### To be done
Pick out every line with the word "załącznik" and copy it.

[Recorded data]
————————

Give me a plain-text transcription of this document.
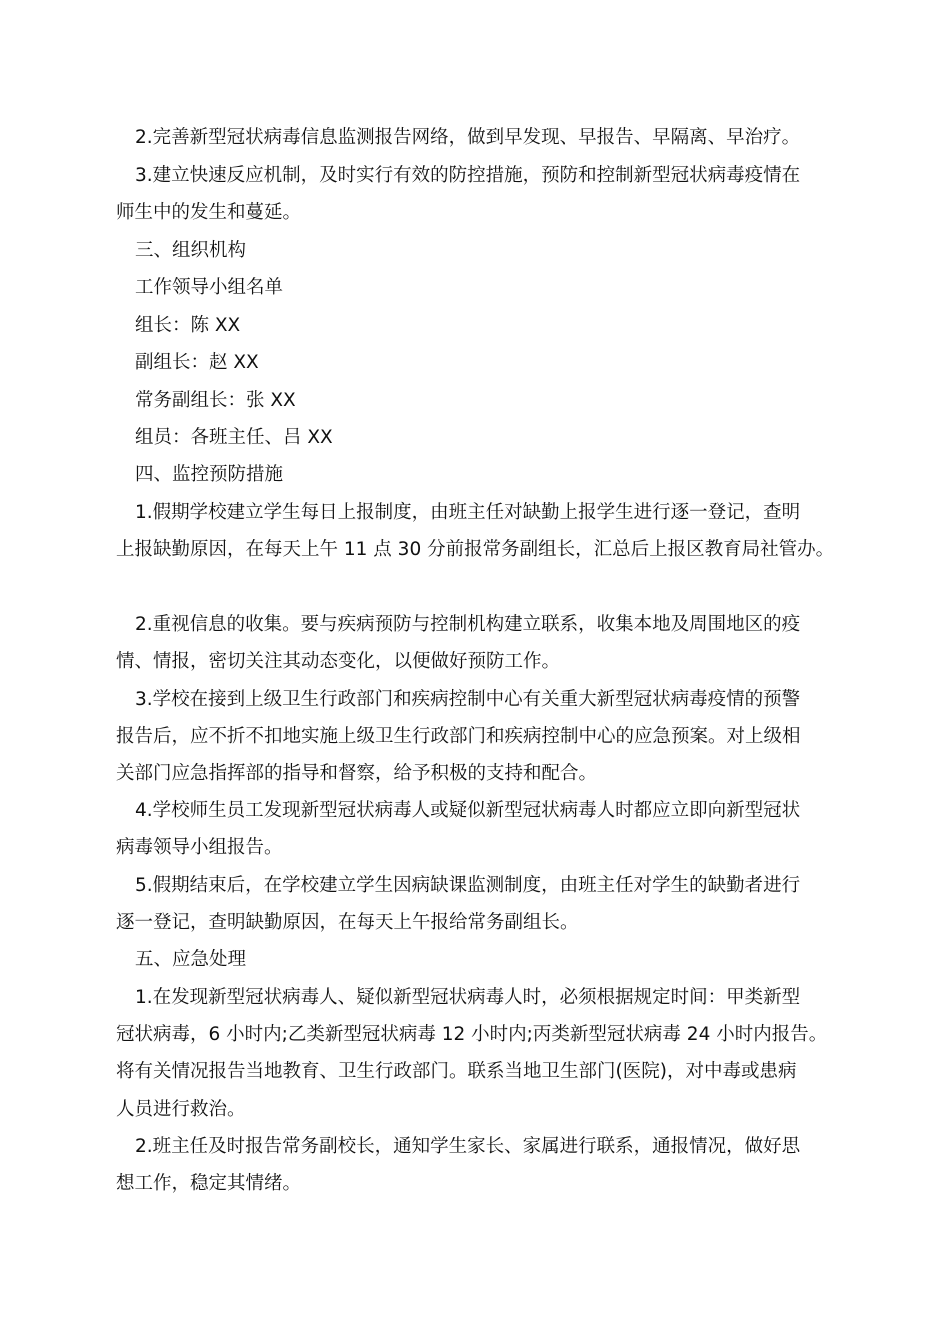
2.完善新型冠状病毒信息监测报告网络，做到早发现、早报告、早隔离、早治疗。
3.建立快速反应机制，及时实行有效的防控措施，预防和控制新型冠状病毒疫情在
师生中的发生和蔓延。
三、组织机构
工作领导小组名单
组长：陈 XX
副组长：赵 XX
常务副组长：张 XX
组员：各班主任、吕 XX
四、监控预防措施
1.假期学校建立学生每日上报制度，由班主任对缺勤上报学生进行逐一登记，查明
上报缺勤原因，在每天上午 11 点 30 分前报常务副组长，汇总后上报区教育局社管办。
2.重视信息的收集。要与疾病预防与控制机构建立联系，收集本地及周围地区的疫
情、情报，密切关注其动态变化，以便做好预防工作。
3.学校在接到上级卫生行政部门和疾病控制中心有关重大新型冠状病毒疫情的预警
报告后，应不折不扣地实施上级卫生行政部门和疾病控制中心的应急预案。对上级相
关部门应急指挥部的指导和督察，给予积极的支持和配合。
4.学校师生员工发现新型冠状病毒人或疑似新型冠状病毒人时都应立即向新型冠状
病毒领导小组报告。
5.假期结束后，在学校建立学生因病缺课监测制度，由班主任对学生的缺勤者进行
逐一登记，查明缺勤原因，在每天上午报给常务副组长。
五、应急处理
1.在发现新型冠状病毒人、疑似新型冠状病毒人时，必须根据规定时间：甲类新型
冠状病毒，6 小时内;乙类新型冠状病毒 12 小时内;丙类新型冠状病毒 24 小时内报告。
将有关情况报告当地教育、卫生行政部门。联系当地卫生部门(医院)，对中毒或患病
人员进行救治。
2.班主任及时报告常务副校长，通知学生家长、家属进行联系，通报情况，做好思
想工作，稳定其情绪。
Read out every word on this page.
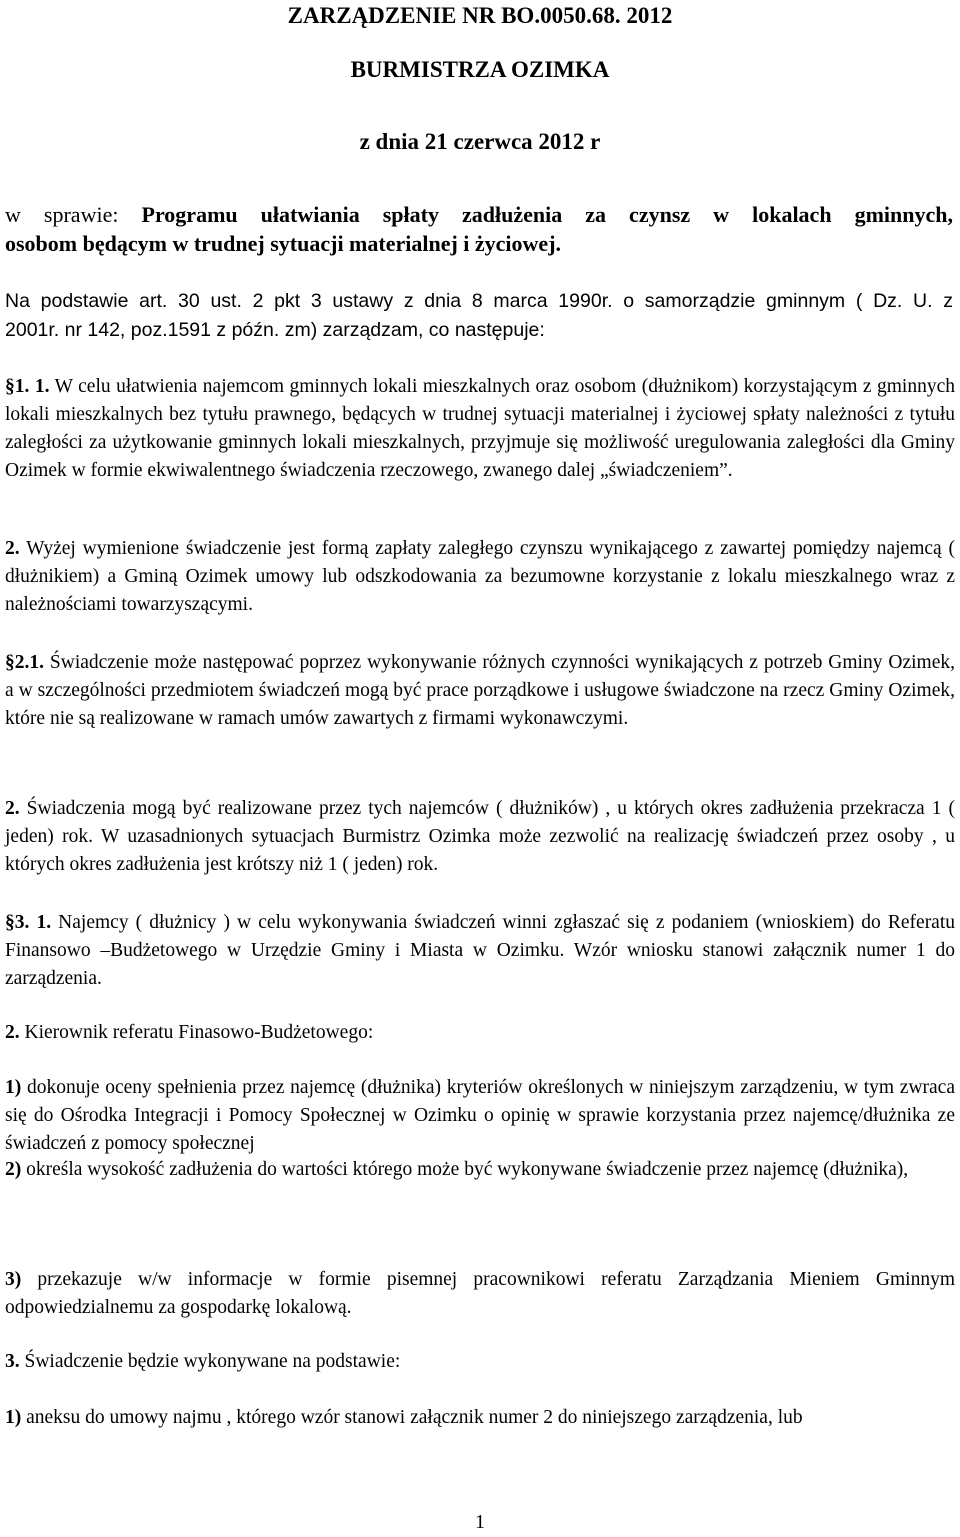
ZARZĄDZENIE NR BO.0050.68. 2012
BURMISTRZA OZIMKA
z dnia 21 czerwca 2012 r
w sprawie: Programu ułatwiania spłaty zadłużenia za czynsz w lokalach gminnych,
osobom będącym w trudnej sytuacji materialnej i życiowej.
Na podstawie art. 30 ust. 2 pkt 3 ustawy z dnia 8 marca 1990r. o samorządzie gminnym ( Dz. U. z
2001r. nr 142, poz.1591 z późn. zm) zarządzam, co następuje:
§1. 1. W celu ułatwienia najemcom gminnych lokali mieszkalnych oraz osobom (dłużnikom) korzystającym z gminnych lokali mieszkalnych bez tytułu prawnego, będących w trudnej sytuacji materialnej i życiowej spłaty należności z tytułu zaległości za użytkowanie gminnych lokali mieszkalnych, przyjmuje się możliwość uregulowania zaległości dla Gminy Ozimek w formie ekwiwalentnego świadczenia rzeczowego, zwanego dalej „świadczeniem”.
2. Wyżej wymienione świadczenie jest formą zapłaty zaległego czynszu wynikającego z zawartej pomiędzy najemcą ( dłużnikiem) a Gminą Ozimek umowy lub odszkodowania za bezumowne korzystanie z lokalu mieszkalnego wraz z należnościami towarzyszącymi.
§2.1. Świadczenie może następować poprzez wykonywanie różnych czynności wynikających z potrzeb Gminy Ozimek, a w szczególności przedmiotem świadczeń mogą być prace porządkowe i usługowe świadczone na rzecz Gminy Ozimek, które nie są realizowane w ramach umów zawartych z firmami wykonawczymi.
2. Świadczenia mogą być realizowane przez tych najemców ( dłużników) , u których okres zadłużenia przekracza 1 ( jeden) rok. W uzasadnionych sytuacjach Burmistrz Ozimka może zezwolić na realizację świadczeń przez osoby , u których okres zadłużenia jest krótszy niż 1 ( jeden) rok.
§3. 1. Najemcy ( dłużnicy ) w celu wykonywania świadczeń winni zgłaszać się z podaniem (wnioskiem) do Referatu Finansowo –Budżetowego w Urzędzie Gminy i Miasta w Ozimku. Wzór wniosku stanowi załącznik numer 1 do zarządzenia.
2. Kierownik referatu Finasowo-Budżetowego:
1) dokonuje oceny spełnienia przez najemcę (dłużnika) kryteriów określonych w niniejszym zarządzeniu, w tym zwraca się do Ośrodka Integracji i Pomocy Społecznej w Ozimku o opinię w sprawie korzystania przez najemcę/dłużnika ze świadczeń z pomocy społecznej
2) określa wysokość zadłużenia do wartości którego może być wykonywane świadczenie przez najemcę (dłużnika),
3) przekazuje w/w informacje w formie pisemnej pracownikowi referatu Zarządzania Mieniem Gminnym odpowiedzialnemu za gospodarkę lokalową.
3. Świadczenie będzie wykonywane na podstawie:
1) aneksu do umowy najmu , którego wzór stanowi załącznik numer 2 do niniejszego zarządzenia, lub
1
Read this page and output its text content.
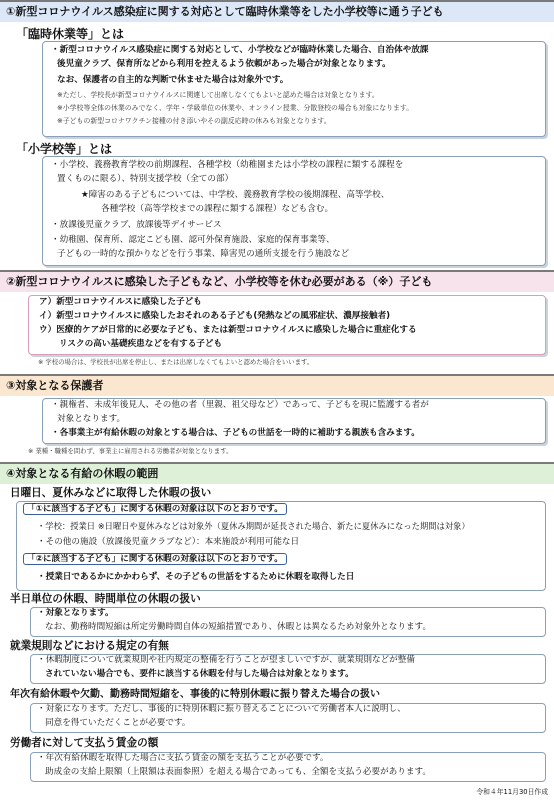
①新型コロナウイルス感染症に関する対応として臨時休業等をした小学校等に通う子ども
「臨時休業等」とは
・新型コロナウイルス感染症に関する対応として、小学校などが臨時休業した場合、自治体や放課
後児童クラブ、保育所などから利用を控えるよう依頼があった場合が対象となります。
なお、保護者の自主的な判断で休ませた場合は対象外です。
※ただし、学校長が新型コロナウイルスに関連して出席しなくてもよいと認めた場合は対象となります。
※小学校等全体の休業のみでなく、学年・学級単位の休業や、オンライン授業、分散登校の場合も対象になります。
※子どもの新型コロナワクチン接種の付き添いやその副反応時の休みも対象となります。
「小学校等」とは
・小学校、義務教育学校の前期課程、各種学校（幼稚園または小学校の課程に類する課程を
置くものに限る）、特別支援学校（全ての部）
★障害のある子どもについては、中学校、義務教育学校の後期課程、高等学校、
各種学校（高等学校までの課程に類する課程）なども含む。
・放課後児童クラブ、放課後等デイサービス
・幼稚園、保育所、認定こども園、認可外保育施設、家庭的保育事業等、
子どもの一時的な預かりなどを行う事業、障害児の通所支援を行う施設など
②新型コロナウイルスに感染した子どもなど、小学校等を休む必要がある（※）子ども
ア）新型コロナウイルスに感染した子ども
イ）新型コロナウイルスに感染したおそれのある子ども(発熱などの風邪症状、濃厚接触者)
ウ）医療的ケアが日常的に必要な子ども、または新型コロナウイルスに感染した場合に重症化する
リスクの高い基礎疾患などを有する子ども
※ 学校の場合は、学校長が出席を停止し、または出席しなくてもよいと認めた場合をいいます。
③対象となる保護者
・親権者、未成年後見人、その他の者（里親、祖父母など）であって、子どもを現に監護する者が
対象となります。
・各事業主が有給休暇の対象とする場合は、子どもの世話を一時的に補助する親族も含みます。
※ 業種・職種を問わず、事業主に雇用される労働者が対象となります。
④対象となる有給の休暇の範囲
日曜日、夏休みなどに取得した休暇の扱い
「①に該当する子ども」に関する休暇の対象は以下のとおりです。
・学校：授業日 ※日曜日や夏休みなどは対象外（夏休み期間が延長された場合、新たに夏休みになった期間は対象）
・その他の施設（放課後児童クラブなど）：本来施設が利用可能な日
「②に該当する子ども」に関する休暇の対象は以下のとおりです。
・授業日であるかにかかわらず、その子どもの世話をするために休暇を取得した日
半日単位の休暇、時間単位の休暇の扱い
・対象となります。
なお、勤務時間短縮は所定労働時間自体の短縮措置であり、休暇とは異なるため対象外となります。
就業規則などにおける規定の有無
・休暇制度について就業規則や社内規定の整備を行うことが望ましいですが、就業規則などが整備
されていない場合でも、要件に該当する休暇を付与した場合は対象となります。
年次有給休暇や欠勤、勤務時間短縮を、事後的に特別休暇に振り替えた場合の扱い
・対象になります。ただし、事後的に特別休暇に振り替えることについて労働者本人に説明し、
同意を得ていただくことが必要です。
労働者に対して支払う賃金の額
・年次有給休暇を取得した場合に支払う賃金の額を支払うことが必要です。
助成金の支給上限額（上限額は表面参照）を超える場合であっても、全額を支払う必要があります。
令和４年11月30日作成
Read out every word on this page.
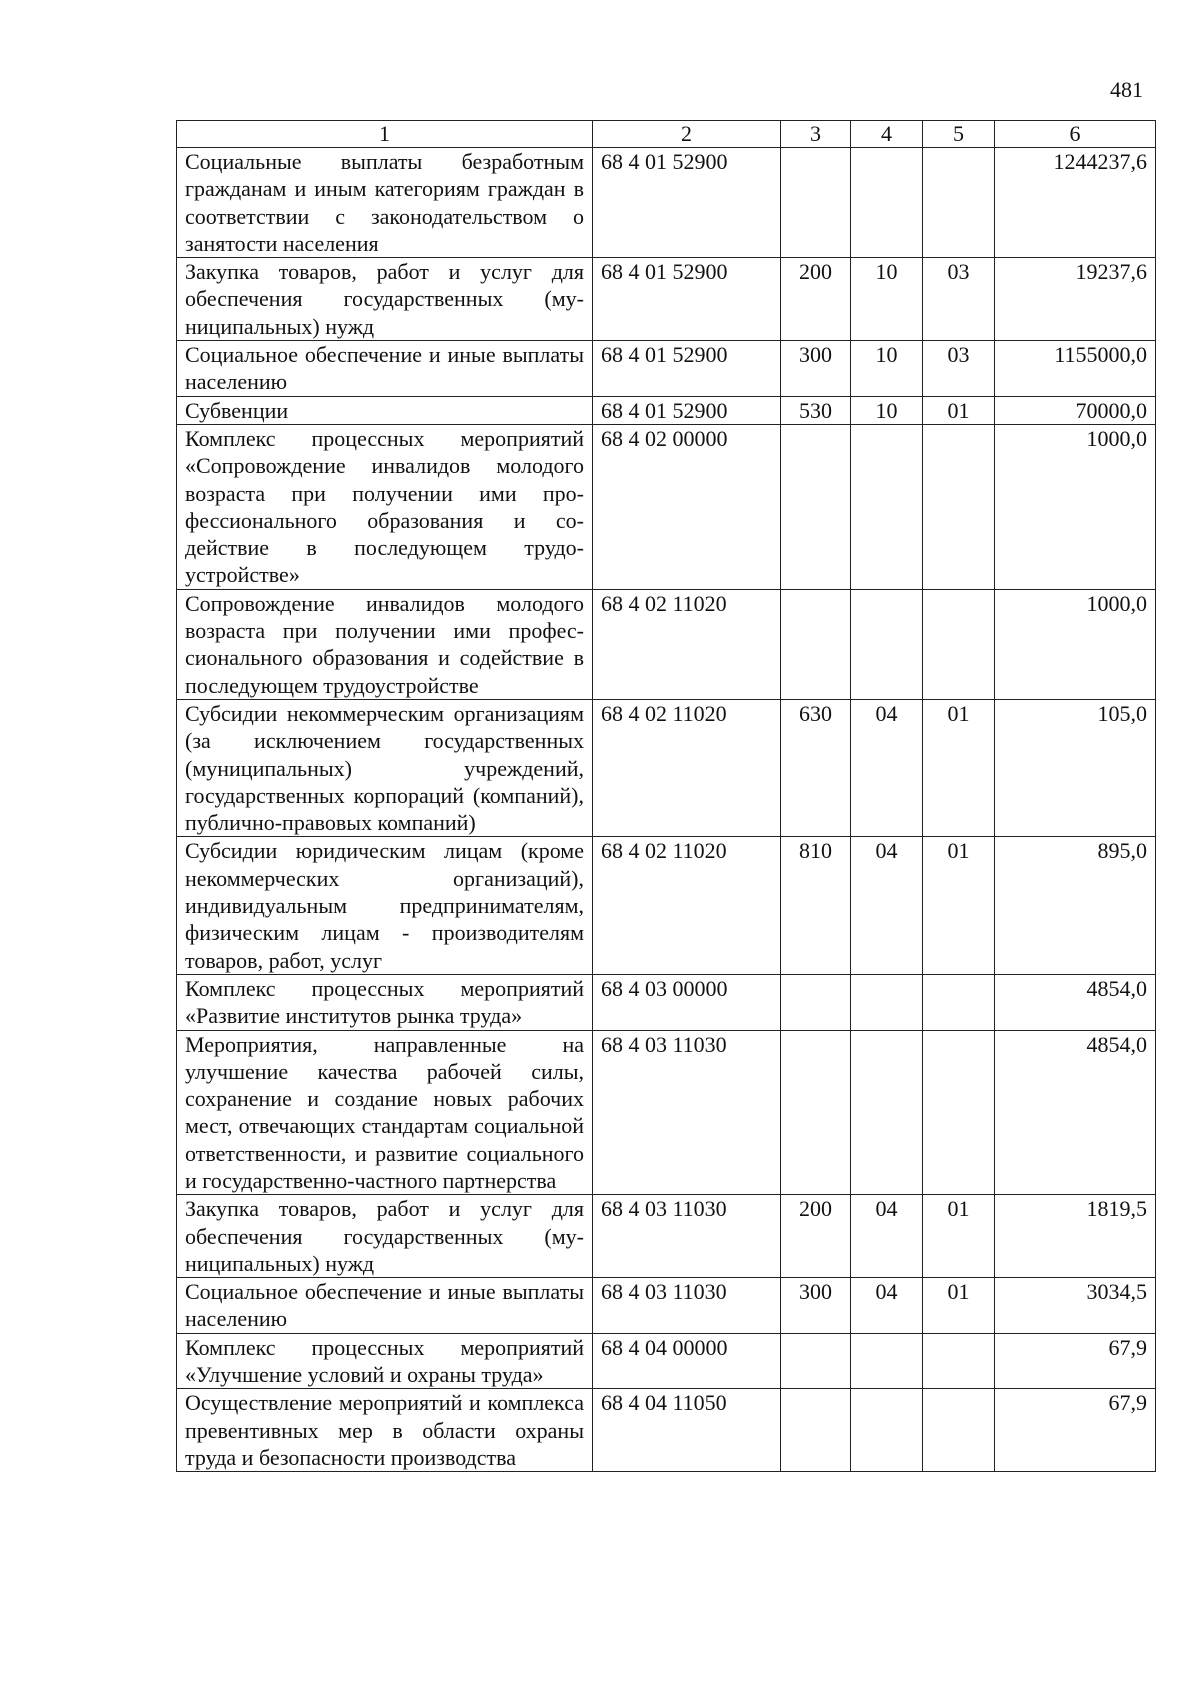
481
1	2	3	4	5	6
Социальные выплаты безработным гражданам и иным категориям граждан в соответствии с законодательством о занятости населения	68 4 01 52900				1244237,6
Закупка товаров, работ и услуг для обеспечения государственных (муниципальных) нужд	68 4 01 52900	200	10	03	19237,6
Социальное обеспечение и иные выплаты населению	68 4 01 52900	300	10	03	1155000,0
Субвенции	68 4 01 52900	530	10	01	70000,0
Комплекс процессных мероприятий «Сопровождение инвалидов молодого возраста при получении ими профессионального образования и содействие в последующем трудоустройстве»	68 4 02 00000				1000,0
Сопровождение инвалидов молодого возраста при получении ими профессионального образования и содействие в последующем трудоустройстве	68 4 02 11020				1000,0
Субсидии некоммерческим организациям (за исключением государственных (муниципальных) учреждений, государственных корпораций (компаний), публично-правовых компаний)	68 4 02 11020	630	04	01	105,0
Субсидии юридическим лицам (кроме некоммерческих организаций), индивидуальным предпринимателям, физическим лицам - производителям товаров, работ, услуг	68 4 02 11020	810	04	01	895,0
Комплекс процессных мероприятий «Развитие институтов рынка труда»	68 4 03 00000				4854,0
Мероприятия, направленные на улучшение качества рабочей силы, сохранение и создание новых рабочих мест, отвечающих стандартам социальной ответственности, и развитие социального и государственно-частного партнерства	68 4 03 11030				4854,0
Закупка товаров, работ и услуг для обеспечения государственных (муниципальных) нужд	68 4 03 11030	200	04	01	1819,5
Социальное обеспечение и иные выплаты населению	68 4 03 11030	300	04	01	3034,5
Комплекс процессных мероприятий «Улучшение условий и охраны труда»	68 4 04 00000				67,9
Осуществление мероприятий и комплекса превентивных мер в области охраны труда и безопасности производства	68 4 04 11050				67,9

————————

### Written answer
§3. 1. Najemcy ( dłużnicy ) w celu wykonywania świadczeń winni zgłaszać się z podaniem (wnioskiem) do Referatu Finansowo –Budżetowego w Urzędzie Gminy i Miasta w Ozimku. Wzór wniosku stanowi załącznik numer 1 do zarządzenia.
1) aneksu do umowy najmu , którego wzór stanowi załącznik numer 2 do niniejszego zarządzenia, lub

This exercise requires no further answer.